» Data listing:
- - -

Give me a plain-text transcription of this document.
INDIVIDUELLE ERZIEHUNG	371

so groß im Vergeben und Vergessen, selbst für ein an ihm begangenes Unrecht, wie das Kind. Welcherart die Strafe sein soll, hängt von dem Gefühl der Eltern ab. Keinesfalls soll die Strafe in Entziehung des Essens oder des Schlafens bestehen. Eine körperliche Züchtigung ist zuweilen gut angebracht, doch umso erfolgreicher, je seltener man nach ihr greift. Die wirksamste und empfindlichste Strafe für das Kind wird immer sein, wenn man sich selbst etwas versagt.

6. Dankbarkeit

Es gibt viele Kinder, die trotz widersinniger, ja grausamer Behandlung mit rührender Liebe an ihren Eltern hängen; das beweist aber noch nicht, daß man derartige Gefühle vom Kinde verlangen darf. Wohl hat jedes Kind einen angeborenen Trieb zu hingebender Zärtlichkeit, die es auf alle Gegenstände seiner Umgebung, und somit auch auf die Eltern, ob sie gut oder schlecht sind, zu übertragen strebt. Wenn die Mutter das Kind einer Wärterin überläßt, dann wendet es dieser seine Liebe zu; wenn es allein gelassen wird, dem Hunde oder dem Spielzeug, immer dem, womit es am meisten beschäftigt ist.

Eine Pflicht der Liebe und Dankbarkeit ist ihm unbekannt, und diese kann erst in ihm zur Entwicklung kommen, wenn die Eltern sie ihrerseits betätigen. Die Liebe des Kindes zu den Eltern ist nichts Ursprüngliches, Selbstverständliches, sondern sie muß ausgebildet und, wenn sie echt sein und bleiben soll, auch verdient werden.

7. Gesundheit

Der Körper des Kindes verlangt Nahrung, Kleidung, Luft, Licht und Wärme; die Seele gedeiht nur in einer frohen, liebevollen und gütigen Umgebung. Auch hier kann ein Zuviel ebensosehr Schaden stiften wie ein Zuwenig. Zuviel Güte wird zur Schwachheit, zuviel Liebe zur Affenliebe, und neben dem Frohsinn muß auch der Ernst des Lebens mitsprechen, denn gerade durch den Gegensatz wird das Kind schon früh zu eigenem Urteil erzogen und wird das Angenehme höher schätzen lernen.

- - -

When you answer, return the records above exactly as they stand.

Give me a plain-text transcription of this document.
INDIVIDUELLE ERZIEHUNG	371

so groß im Vergeben und Vergessen, selbst für ein an ihm begangenes Unrecht, wie das Kind. Welcherart die Strafe sein soll, hängt von dem Gefühl der Eltern ab. Keinesfalls soll die Strafe in Entziehung des Essens oder des Schlafens bestehen. Eine körperliche Züchtigung ist zuweilen gut angebracht, doch umso erfolgreicher, je seltener man nach ihr greift. Die wirksamste und empfindlichste Strafe für das Kind wird immer sein, wenn man sich selbst etwas versagt.

6. Dankbarkeit

Es gibt viele Kinder, die trotz widersinniger, ja grausamer Behandlung mit rührender Liebe an ihren Eltern hängen; das beweist aber noch nicht, daß man derartige Gefühle vom Kinde verlangen darf. Wohl hat jedes Kind einen angeborenen Trieb zu hingebender Zärtlichkeit, die es auf alle Gegenstände seiner Umgebung, und somit auch auf die Eltern, ob sie gut oder schlecht sind, zu übertragen strebt. Wenn die Mutter das Kind einer Wärterin überläßt, dann wendet es dieser seine Liebe zu; wenn es allein gelassen wird, dem Hunde oder dem Spielzeug, immer dem, womit es am meisten beschäftigt ist.

Eine Pflicht der Liebe und Dankbarkeit ist ihm unbekannt, und diese kann erst in ihm zur Entwicklung kommen, wenn die Eltern sie ihrerseits betätigen. Die Liebe des Kindes zu den Eltern ist nichts Ursprüngliches, Selbstverständliches, sondern sie muß ausgebildet und, wenn sie echt sein und bleiben soll, auch verdient werden.

7. Gesundheit

Der Körper des Kindes verlangt Nahrung, Kleidung, Luft, Licht und Wärme; die Seele gedeiht nur in einer frohen, liebevollen und gütigen Umgebung. Auch hier kann ein Zuviel ebensosehr Schaden stiften wie ein Zuwenig. Zuviel Güte wird zur Schwachheit, zuviel Liebe zur Affenliebe, und neben dem Frohsinn muß auch der Ernst des Lebens mitsprechen, denn gerade durch den Gegensatz wird das Kind schon früh zu eigenem Urteil erzogen und wird das Angenehme höher schätzen lernen.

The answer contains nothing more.